_What you have to do_: Transcribe the records below exactly as they appear, omitting any pictures.

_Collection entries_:
· · · ·

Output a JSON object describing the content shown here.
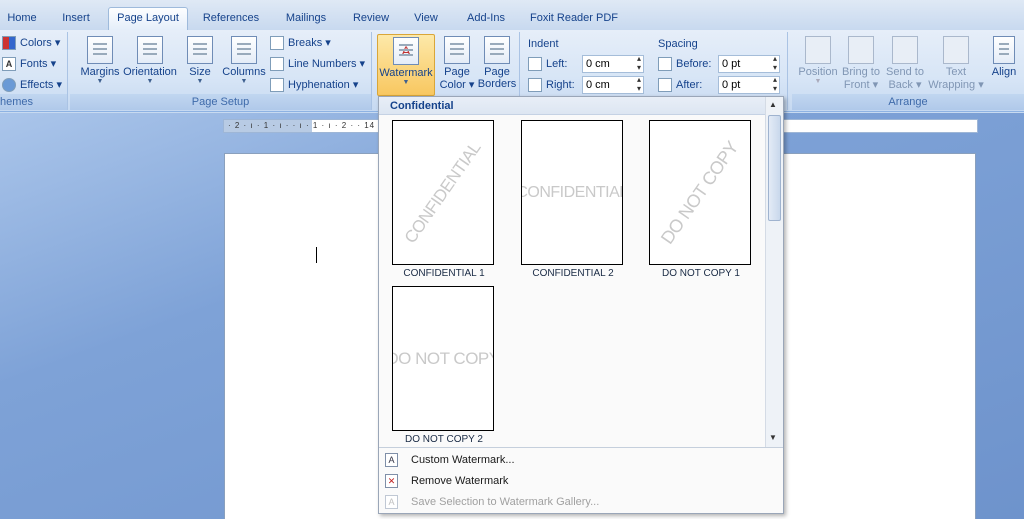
{
  "tabs": [
    "Home",
    "Insert",
    "Page Layout",
    "References",
    "Mailings",
    "Review",
    "View",
    "Add-Ins",
    "Foxit Reader PDF"
  ],
  "active_tab": "Page Layout",
  "ribbon": {
    "themes": {
      "colors": "Colors",
      "fonts": "Fonts",
      "effects": "Effects",
      "label": "hemes"
    },
    "page_setup": {
      "margins": "Margins",
      "orientation": "Orientation",
      "size": "Size",
      "columns": "Columns",
      "breaks": "Breaks",
      "line_numbers": "Line Numbers",
      "hyphenation": "Hyphenation",
      "label": "Page Setup"
    },
    "page_background": {
      "watermark": "Watermark",
      "page_color_1": "Page",
      "page_color_2": "Color",
      "page_borders_1": "Page",
      "page_borders_2": "Borders"
    },
    "paragraph": {
      "indent_label": "Indent",
      "left_label": "Left:",
      "left_value": "0 cm",
      "right_label": "Right:",
      "right_value": "0 cm",
      "spacing_label": "Spacing",
      "before_label": "Before:",
      "before_value": "0 pt",
      "after_label": "After:",
      "after_value": "0 pt"
    },
    "arrange": {
      "position": "Position",
      "bring_1": "Bring to",
      "bring_2": "Front",
      "send_1": "Send to",
      "send_2": "Back",
      "text_1": "Text",
      "text_2": "Wrapping",
      "align": "Align",
      "label": "Arrange"
    }
  },
  "ruler": "· 2 · ı · 1 · ı ·   · ı · 1 · ı · 2 ·                                                                                         · 14 · ı · 15 · ı ·   · ı · 17 · ı · 18 ·",
  "gallery": {
    "header": "Confidential",
    "items": [
      {
        "label": "CONFIDENTIAL 1",
        "text": "CONFIDENTIAL",
        "diagonal": true
      },
      {
        "label": "CONFIDENTIAL 2",
        "text": "CONFIDENTIAL",
        "diagonal": false
      },
      {
        "label": "DO NOT COPY 1",
        "text": "DO NOT COPY",
        "diagonal": true
      },
      {
        "label": "DO NOT COPY 2",
        "text": "DO NOT COPY",
        "diagonal": false
      }
    ],
    "menu": {
      "custom": "Custom Watermark...",
      "remove": "Remove Watermark",
      "save": "Save Selection to Watermark Gallery..."
    }
  }
}
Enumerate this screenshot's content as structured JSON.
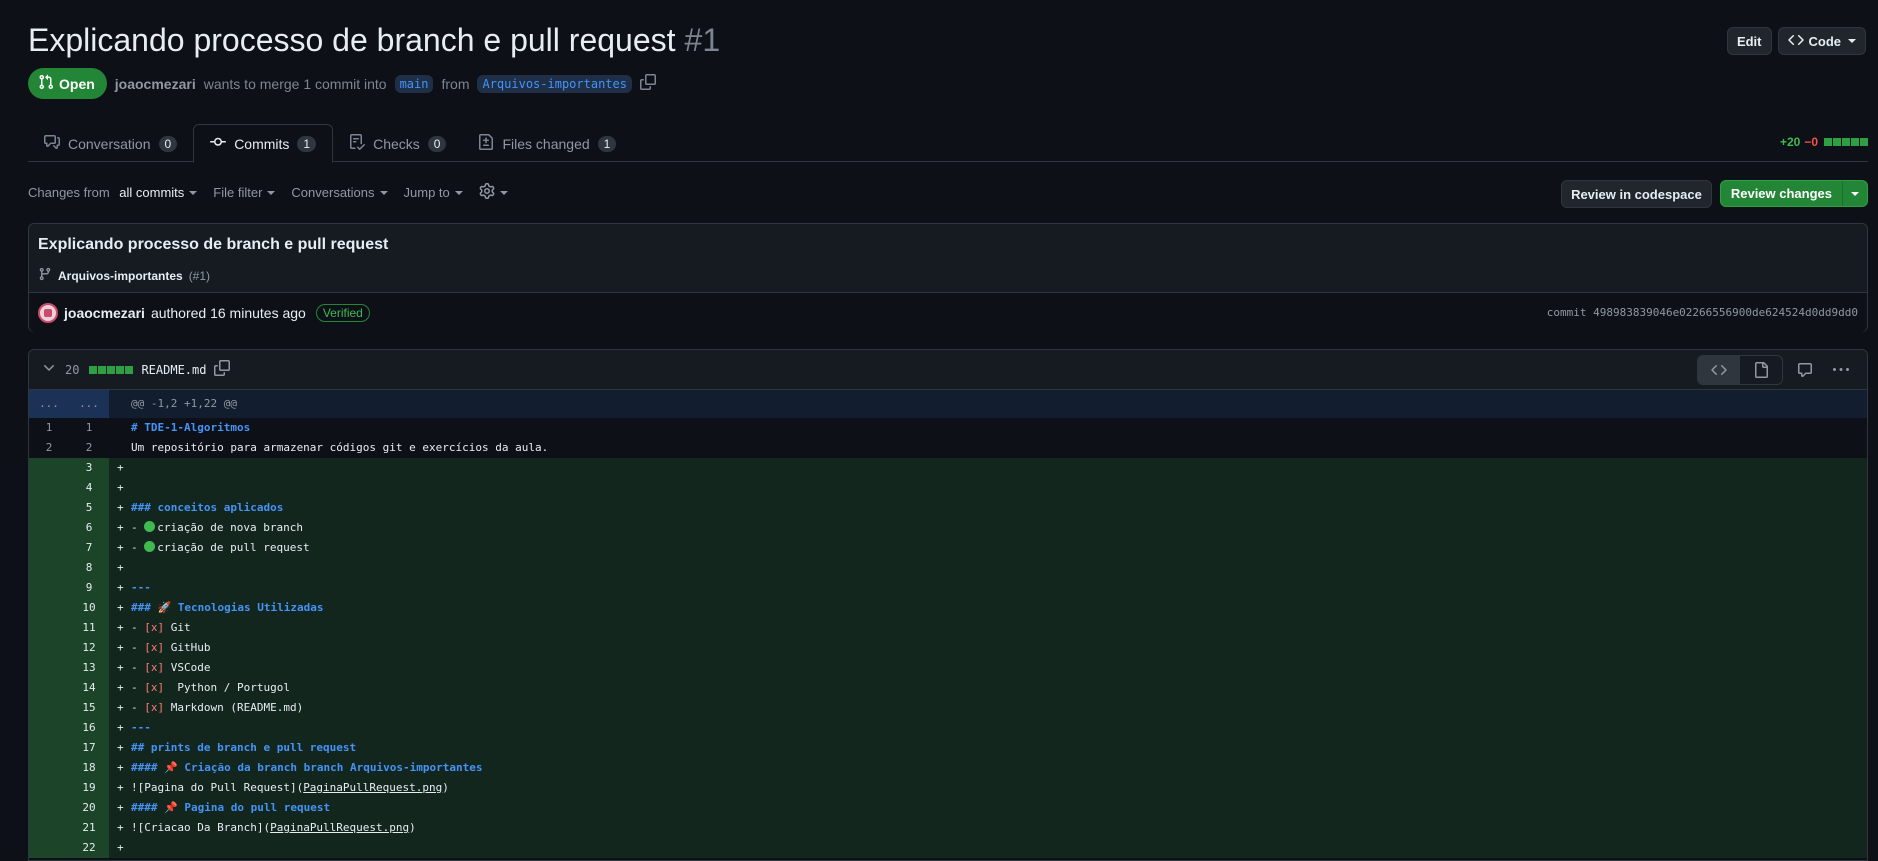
{
  "pr": {
    "title": "Explicando processo de branch e pull request",
    "number": "#1",
    "state": "Open",
    "author": "joaocmezari",
    "merge_text": "wants to merge 1 commit into",
    "base_branch": "main",
    "from_text": "from",
    "head_branch": "Arquivos-importantes"
  },
  "header_actions": {
    "edit": "Edit",
    "code": "Code"
  },
  "tabs": [
    {
      "label": "Conversation",
      "count": "0",
      "icon": "comment-discussion-icon"
    },
    {
      "label": "Commits",
      "count": "1",
      "icon": "git-commit-icon"
    },
    {
      "label": "Checks",
      "count": "0",
      "icon": "checklist-icon"
    },
    {
      "label": "Files changed",
      "count": "1",
      "icon": "file-diff-icon"
    }
  ],
  "diffstat": {
    "additions": "+20",
    "deletions": "−0"
  },
  "toolbar": {
    "changes_prefix": "Changes from",
    "changes_value": "all commits",
    "file_filter": "File filter",
    "conversations": "Conversations",
    "jump_to": "Jump to",
    "review_codespace": "Review in codespace",
    "review_changes": "Review changes"
  },
  "commit": {
    "title": "Explicando processo de branch e pull request",
    "branch": "Arquivos-importantes",
    "pr_ref": "(#1)",
    "author": "joaocmezari",
    "authored": "authored 16 minutes ago",
    "verified": "Verified",
    "sha_text": "commit 498983839046e02266556900de624524d0dd9dd0"
  },
  "file": {
    "changes": "20",
    "name": "README.md",
    "hunk_left": "...",
    "hunk_right": "...",
    "hunk_header": "@@ -1,2 +1,22 @@"
  },
  "diff_lines": [
    {
      "old": "1",
      "new": "1",
      "type": "ctx",
      "text": "# TDE-1-Algoritmos"
    },
    {
      "old": "2",
      "new": "2",
      "type": "ctx",
      "text": "Um repositório para armazenar códigos git e exercícios da aula."
    },
    {
      "old": "",
      "new": "3",
      "type": "ins",
      "text": ""
    },
    {
      "old": "",
      "new": "4",
      "type": "ins",
      "text": ""
    },
    {
      "old": "",
      "new": "5",
      "type": "ins",
      "text": "### conceitos aplicados"
    },
    {
      "old": "",
      "new": "6",
      "type": "ins",
      "text": "- criação de nova branch"
    },
    {
      "old": "",
      "new": "7",
      "type": "ins",
      "text": "- criação de pull request"
    },
    {
      "old": "",
      "new": "8",
      "type": "ins",
      "text": ""
    },
    {
      "old": "",
      "new": "9",
      "type": "ins",
      "text": "---"
    },
    {
      "old": "",
      "new": "10",
      "type": "ins",
      "text": "### 🚀 Tecnologias Utilizadas"
    },
    {
      "old": "",
      "new": "11",
      "type": "ins",
      "text": "- [x] Git"
    },
    {
      "old": "",
      "new": "12",
      "type": "ins",
      "text": "- [x] GitHub"
    },
    {
      "old": "",
      "new": "13",
      "type": "ins",
      "text": "- [x] VSCode"
    },
    {
      "old": "",
      "new": "14",
      "type": "ins",
      "text": "- [x]  Python / Portugol"
    },
    {
      "old": "",
      "new": "15",
      "type": "ins",
      "text": "- [x] Markdown (README.md)"
    },
    {
      "old": "",
      "new": "16",
      "type": "ins",
      "text": "---"
    },
    {
      "old": "",
      "new": "17",
      "type": "ins",
      "text": "## prints de branch e pull request"
    },
    {
      "old": "",
      "new": "18",
      "type": "ins",
      "text": "#### 📌 Criação da branch branch Arquivos-importantes"
    },
    {
      "old": "",
      "new": "19",
      "type": "ins",
      "text": "![Pagina do Pull Request](PaginaPullRequest.png)"
    },
    {
      "old": "",
      "new": "20",
      "type": "ins",
      "text": "#### 📌 Pagina do pull request"
    },
    {
      "old": "",
      "new": "21",
      "type": "ins",
      "text": "![Criacao Da Branch](PaginaPullRequest.png)"
    },
    {
      "old": "",
      "new": "22",
      "type": "ins",
      "text": ""
    }
  ],
  "colors": {
    "open_green": "#238636",
    "addition_bg": "#12261e",
    "heading_blue": "#4493f8",
    "checkbox_red": "#ff7b72"
  }
}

· · · ·

_Solved problem_:
Output a JSON object describing the content shown here.
{
  "tabs": [
    "Home",
    "Insert",
    "Page Layout",
    "References",
    "Mailings",
    "Review",
    "View",
    "Add-Ins",
    "Foxit Reader PDF"
  ],
  "active_tab": "Page Layout",
  "ribbon": {
    "themes": {
      "colors": "Colors",
      "fonts": "Fonts",
      "effects": "Effects",
      "label": "hemes"
    },
    "page_setup": {
      "margins": "Margins",
      "orientation": "Orientation",
      "size": "Size",
      "columns": "Columns",
      "breaks": "Breaks",
      "line_numbers": "Line Numbers",
      "hyphenation": "Hyphenation",
      "label": "Page Setup"
    },
    "page_background": {
      "watermark": "Watermark",
      "page_color_1": "Page",
      "page_color_2": "Color",
      "page_borders_1": "Page",
      "page_borders_2": "Borders"
    },
    "paragraph": {
      "indent_label": "Indent",
      "left_label": "Left:",
      "left_value": "0 cm",
      "right_label": "Right:",
      "right_value": "0 cm",
      "spacing_label": "Spacing",
      "before_label": "Before:",
      "before_value": "0 pt",
      "after_label": "After:",
      "after_value": "0 pt"
    },
    "arrange": {
      "position": "Position",
      "bring_1": "Bring to",
      "bring_2": "Front",
      "send_1": "Send to",
      "send_2": "Back",
      "text_1": "Text",
      "text_2": "Wrapping",
      "align": "Align",
      "label": "Arrange"
    }
  },
  "ruler": "· 2 · ı · 1 · ı ·   · ı · 1 · ı · 2 ·                                                                                         · 14 · ı · 15 · ı ·   · ı · 17 · ı · 18 ·",
  "gallery": {
    "header": "Confidential",
    "items": [
      {
        "label": "CONFIDENTIAL 1",
        "text": "CONFIDENTIAL",
        "diagonal": true
      },
      {
        "label": "CONFIDENTIAL 2",
        "text": "CONFIDENTIAL",
        "diagonal": false
      },
      {
        "label": "DO NOT COPY 1",
        "text": "DO NOT COPY",
        "diagonal": true
      },
      {
        "label": "DO NOT COPY 2",
        "text": "DO NOT COPY",
        "diagonal": false
      }
    ],
    "menu": {
      "custom": "Custom Watermark...",
      "remove": "Remove Watermark",
      "save": "Save Selection to Watermark Gallery..."
    }
  }
}
Enumerate this screenshot's content as structured JSON.
{
  "pr": {
    "title": "Explicando processo de branch e pull request",
    "number": "#1",
    "state": "Open",
    "author": "joaocmezari",
    "merge_text": "wants to merge 1 commit into",
    "base_branch": "main",
    "from_text": "from",
    "head_branch": "Arquivos-importantes"
  },
  "header_actions": {
    "edit": "Edit",
    "code": "Code"
  },
  "tabs": [
    {
      "label": "Conversation",
      "count": "0",
      "icon": "comment-discussion-icon"
    },
    {
      "label": "Commits",
      "count": "1",
      "icon": "git-commit-icon"
    },
    {
      "label": "Checks",
      "count": "0",
      "icon": "checklist-icon"
    },
    {
      "label": "Files changed",
      "count": "1",
      "icon": "file-diff-icon"
    }
  ],
  "diffstat": {
    "additions": "+20",
    "deletions": "−0"
  },
  "toolbar": {
    "changes_prefix": "Changes from",
    "changes_value": "all commits",
    "file_filter": "File filter",
    "conversations": "Conversations",
    "jump_to": "Jump to",
    "review_codespace": "Review in codespace",
    "review_changes": "Review changes"
  },
  "commit": {
    "title": "Explicando processo de branch e pull request",
    "branch": "Arquivos-importantes",
    "pr_ref": "(#1)",
    "author": "joaocmezari",
    "authored": "authored 16 minutes ago",
    "verified": "Verified",
    "sha_text": "commit 498983839046e02266556900de624524d0dd9dd0"
  },
  "file": {
    "changes": "20",
    "name": "README.md",
    "hunk_left": "...",
    "hunk_right": "...",
    "hunk_header": "@@ -1,2 +1,22 @@"
  },
  "diff_lines": [
    {
      "old": "1",
      "new": "1",
      "type": "ctx",
      "text": "# TDE-1-Algoritmos"
    },
    {
      "old": "2",
      "new": "2",
      "type": "ctx",
      "text": "Um repositório para armazenar códigos git e exercícios da aula."
    },
    {
      "old": "",
      "new": "3",
      "type": "ins",
      "text": ""
    },
    {
      "old": "",
      "new": "4",
      "type": "ins",
      "text": ""
    },
    {
      "old": "",
      "new": "5",
      "type": "ins",
      "text": "### conceitos aplicados"
    },
    {
      "old": "",
      "new": "6",
      "type": "ins",
      "text": "- criação de nova branch"
    },
    {
      "old": "",
      "new": "7",
      "type": "ins",
      "text": "- criação de pull request"
    },
    {
      "old": "",
      "new": "8",
      "type": "ins",
      "text": ""
    },
    {
      "old": "",
      "new": "9",
      "type": "ins",
      "text": "---"
    },
    {
      "old": "",
      "new": "10",
      "type": "ins",
      "text": "### 🚀 Tecnologias Utilizadas"
    },
    {
      "old": "",
      "new": "11",
      "type": "ins",
      "text": "- [x] Git"
    },
    {
      "old": "",
      "new": "12",
      "type": "ins",
      "text": "- [x] GitHub"
    },
    {
      "old": "",
      "new": "13",
      "type": "ins",
      "text": "- [x] VSCode"
    },
    {
      "old": "",
      "new": "14",
      "type": "ins",
      "text": "- [x]  Python / Portugol"
    },
    {
      "old": "",
      "new": "15",
      "type": "ins",
      "text": "- [x] Markdown (README.md)"
    },
    {
      "old": "",
      "new": "16",
      "type": "ins",
      "text": "---"
    },
    {
      "old": "",
      "new": "17",
      "type": "ins",
      "text": "## prints de branch e pull request"
    },
    {
      "old": "",
      "new": "18",
      "type": "ins",
      "text": "#### 📌 Criação da branch branch Arquivos-importantes"
    },
    {
      "old": "",
      "new": "19",
      "type": "ins",
      "text": "![Pagina do Pull Request](PaginaPullRequest.png)"
    },
    {
      "old": "",
      "new": "20",
      "type": "ins",
      "text": "#### 📌 Pagina do pull request"
    },
    {
      "old": "",
      "new": "21",
      "type": "ins",
      "text": "![Criacao Da Branch](PaginaPullRequest.png)"
    },
    {
      "old": "",
      "new": "22",
      "type": "ins",
      "text": ""
    }
  ],
  "colors": {
    "open_green": "#238636",
    "addition_bg": "#12261e",
    "heading_blue": "#4493f8",
    "checkbox_red": "#ff7b72"
  }
}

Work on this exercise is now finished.